OBJECTIVE 1:
In the second block of rows, turn the lines from the one containing "panel-label-b: (b7) bbox=[245, 556, 271, 572]" through the one containing "panel-label-d: (d4) bbox=[663, 4, 689, 20]" into a numbered list, skipping any blank lines.

READING TEXT:
•••••

There is some conventional wisdom about the early history of the New Riders bass player, much of it demonstrably wrong. The amusing part about this conventional wisdom has been that the conventional wisdom has been promulgated by various band members, mainly Jerry Garcia, John Dawson and David Nelson, so everyone has assumed that it was correct when in fact it was, at best, considerably more fluid. Another key point that I continually emphasize is that there is very little reliable evidence of any sort about the 1969 New Riders.
I know of no photos or newspaper reviews of the 1969 New Riders, and there are only three tapes, one a studio demo. What few, vague recollections there are of the 1969 Riders usually stem from the times they opened for the Grateful Dead. The only person I have been in contact with who actually saw the New Riders in a nightclub was then a waitress at the club, and while she knew who Jerry Garcia was she had no clue about the band or the music. Our actual knowledge about the New Riders in 1969 is based on a sort of "Creation Myth" promulgated by the band's trio of founders, and the actual reality seems somewhat different.
After some research into other areas, I feel that I have a plausible hypothesis for the roles of Bob Matthews and Phil Lesh in the early New Riders of The Purple Sage. In making my case for this hypothesis, I can illustrate some of the interesting cross-currents and demands of a busy band in a period of expansion, and how many competing interests came into play. I remain stumped on the question of Robert Hunter's exact role, but I feel that will be illuminated in due time. Here then is my current thinking on the membership of the New Riders up until April 1970. I have appended a list of New Riders show from the appropriate period at the bottom of the post.
The Conventional Story
Many times, the story has been told that John Dawson was visiting a Grateful Dead rehearsal in Novato and heard that Jerry Garcia had bought himself a new pedal steel guitar in Boulder, CO. Garcia invited Dawson over to his house to hear it, and Dawson brought his guitar along and played his own songs so that Garcia would have something to play along with. Garcia liked the songs, and invited himself to back Dawson at his Wednesday night gig in Menlo Park at a hofbrau called The Underground. David Nelson joined them, and the trio decided to make a band of it.

•••••

MATERIAL TO PROCESS:
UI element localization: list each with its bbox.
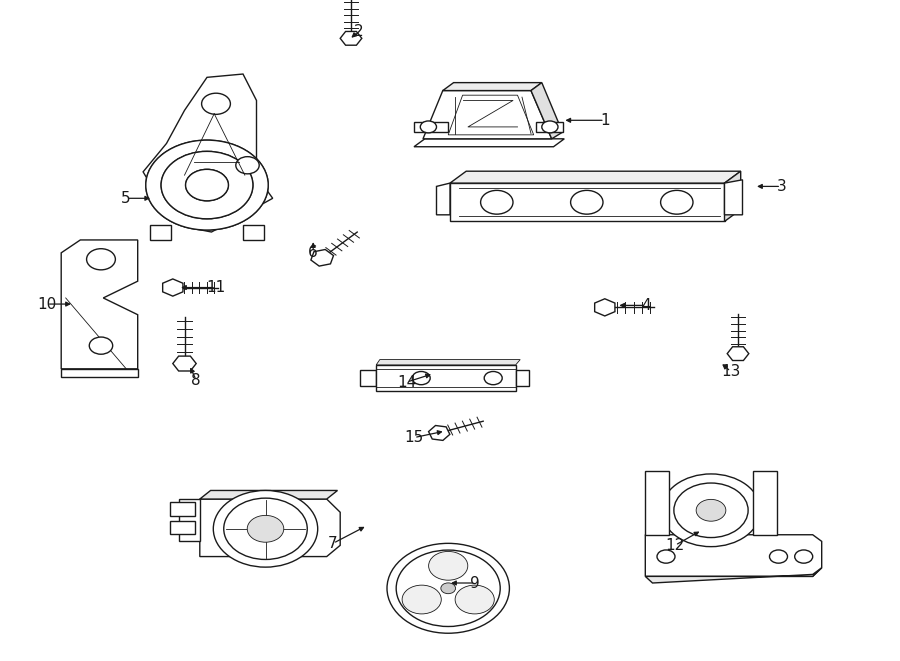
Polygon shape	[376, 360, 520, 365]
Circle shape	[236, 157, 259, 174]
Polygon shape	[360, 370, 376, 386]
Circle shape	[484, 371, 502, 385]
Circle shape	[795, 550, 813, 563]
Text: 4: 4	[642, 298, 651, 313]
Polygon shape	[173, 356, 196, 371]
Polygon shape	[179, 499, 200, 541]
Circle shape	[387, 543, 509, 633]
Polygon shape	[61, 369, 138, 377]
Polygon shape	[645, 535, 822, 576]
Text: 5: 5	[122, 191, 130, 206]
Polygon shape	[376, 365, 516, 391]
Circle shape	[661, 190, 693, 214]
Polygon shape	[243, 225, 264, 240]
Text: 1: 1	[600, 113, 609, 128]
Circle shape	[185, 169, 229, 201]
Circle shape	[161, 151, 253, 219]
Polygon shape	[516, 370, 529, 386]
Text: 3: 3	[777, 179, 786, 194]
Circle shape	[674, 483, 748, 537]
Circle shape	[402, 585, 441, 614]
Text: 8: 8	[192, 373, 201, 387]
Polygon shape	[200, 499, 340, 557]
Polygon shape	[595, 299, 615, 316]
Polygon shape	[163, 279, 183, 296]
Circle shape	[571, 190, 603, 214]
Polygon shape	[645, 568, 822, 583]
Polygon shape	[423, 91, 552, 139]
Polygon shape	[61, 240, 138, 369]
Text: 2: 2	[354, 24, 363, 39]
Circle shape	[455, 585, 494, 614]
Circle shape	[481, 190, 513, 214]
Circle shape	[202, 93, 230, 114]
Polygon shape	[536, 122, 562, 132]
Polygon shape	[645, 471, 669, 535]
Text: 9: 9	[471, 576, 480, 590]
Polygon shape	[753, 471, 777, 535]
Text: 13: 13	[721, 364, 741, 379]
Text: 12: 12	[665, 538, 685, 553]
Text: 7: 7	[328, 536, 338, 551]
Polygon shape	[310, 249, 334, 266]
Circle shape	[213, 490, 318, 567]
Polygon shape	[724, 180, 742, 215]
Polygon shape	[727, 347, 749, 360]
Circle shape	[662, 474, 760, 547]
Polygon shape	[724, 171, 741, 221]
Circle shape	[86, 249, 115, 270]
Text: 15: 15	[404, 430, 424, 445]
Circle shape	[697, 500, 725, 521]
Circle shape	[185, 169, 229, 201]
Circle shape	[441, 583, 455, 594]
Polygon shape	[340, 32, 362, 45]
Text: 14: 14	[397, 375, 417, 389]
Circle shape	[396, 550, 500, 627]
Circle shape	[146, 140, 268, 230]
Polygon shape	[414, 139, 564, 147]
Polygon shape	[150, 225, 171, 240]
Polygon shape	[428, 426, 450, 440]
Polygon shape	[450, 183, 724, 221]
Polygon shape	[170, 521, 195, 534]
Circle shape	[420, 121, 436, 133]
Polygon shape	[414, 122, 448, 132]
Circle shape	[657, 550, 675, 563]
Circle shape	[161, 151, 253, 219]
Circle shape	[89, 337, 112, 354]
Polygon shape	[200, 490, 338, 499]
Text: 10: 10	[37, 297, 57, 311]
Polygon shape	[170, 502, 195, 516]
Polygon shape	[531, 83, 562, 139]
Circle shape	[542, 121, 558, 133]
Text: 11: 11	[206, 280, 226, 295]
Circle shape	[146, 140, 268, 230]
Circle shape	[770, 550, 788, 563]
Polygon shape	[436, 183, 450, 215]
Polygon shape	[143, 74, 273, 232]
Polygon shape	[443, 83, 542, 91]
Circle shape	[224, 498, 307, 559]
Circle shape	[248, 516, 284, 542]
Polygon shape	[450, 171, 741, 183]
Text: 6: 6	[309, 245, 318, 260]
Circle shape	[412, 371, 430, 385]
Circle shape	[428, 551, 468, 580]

•••••

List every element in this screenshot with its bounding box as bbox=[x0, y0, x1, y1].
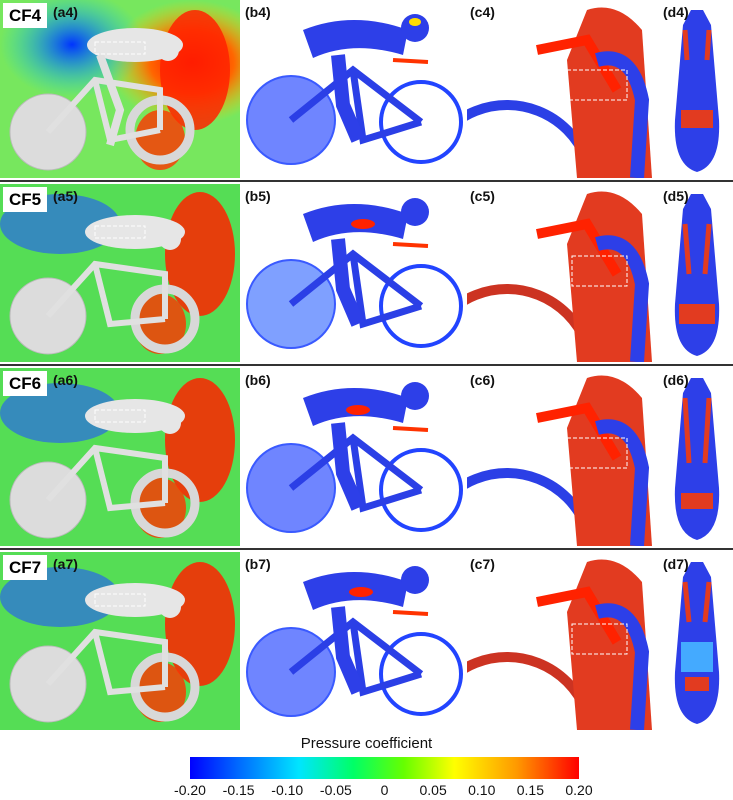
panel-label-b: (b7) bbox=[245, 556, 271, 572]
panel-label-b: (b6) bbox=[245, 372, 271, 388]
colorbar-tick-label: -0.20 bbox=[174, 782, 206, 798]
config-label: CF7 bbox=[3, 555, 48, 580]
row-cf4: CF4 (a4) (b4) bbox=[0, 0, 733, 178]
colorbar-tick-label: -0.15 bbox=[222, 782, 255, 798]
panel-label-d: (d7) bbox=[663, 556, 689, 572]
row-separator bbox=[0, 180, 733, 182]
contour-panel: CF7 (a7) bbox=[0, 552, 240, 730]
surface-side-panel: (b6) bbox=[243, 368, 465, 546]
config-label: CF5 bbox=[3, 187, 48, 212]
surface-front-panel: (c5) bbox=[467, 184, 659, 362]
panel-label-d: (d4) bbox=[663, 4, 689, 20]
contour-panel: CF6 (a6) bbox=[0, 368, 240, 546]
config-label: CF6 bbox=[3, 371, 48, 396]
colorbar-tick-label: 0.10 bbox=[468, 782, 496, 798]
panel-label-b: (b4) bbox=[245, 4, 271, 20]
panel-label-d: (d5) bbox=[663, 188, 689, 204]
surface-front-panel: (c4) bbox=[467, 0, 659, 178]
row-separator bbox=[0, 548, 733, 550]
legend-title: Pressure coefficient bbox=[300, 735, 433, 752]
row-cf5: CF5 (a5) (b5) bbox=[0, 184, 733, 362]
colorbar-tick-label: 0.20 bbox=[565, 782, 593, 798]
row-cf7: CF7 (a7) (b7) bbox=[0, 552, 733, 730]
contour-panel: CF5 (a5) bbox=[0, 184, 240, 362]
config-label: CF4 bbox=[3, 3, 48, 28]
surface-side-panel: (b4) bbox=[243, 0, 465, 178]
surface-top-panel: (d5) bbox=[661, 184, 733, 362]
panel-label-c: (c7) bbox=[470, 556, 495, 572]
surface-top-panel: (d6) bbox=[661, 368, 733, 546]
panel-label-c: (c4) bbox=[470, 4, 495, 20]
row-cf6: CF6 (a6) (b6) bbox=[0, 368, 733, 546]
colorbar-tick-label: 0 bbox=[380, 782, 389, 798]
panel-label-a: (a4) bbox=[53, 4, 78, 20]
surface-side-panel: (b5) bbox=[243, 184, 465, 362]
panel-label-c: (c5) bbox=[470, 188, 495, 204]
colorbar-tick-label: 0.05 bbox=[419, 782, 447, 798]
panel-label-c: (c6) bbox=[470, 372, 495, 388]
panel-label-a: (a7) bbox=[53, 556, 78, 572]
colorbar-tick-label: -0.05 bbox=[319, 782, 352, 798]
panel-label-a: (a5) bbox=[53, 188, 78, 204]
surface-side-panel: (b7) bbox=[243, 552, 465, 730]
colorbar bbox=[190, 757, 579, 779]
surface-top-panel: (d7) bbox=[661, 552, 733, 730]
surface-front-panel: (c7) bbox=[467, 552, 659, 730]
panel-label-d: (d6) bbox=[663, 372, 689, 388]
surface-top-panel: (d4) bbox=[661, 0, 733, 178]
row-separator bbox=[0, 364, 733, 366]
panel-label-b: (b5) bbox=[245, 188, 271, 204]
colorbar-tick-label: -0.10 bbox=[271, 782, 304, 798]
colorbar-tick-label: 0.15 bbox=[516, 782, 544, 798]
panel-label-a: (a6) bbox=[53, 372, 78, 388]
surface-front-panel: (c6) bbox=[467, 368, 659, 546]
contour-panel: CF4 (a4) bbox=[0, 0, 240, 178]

•••••

OBJECTIVE 2:
Reproduce the full text about the early New Riders of the Purple Sage, unchanged.

RESPONSE 1:
1. panel-label-b: (b7) bbox=[245, 556, 271, 572]
2. panel-label-b: (b6) bbox=[245, 372, 271, 388]
3. colorbar-tick-label: -0.20 bbox=[174, 782, 206, 798]
4. config-label: CF7 bbox=[3, 555, 48, 580]
5. row-cf4: CF4 (a4) (b4) bbox=[0, 0, 733, 178]
6. colorbar-tick-label: -0.15 bbox=[222, 782, 255, 798]
7. panel-label-d: (d7) bbox=[663, 556, 689, 572]
8. row-separator bbox=[0, 180, 733, 182]
9. contour-panel: CF7 (a7) bbox=[0, 552, 240, 730]
10. surface-side-panel: (b6) bbox=[243, 368, 465, 546]
11. config-label: CF5 bbox=[3, 187, 48, 212]
12. surface-front-panel: (c5) bbox=[467, 184, 659, 362]
13. panel-label-d: (d4) bbox=[663, 4, 689, 20]

RESPONSE 2:
There is some conventional wisdom about the early history of the New Riders bass player, much of it demonstrably wrong. The amusing part about this conventional wisdom has been that the conventional wisdom has been promulgated by various band members, mainly Jerry Garcia, John Dawson and David Nelson, so everyone has assumed that it was correct when in fact it was, at best, considerably more fluid. Another key point that I continually emphasize is that there is very little reliable evidence of any sort about the 1969 New Riders.
I know of no photos or newspaper reviews of the 1969 New Riders, and there are only three tapes, one a studio demo. What few, vague recollections there are of the 1969 Riders usually stem from the times they opened for the Grateful Dead. The only person I have been in contact with who actually saw the New Riders in a nightclub was then a waitress at the club, and while she knew who Jerry Garcia was she had no clue about the band or the music. Our actual knowledge about the New Riders in 1969 is based on a sort of "Creation Myth" promulgated by the band's trio of founders, and the actual reality seems somewhat different.
After some research into other areas, I feel that I have a plausible hypothesis for the roles of Bob Matthews and Phil Lesh in the early New Riders of The Purple Sage. In making my case for this hypothesis, I can illustrate some of the interesting cross-currents and demands of a busy band in a period of expansion, and how many competing interests came into play. I remain stumped on the question of Robert Hunter's exact role, but I feel that will be illuminated in due time. Here then is my current thinking on the membership of the New Riders up until April 1970. I have appended a list of New Riders show from the appropriate period at the bottom of the post.
The Conventional Story
Many times, the story has been told that John Dawson was visiting a Grateful Dead rehearsal in Novato and heard that Jerry Garcia had bought himself a new pedal steel guitar in Boulder, CO. Garcia invited Dawson over to his house to hear it, and Dawson brought his guitar along and played his own songs so that Garcia would have something to play along with. Garcia liked the songs, and invited himself to back Dawson at his Wednesday night gig in Menlo Park at a hofbrau called The Underground. David Nelson joined them, and the trio decided to make a band of it.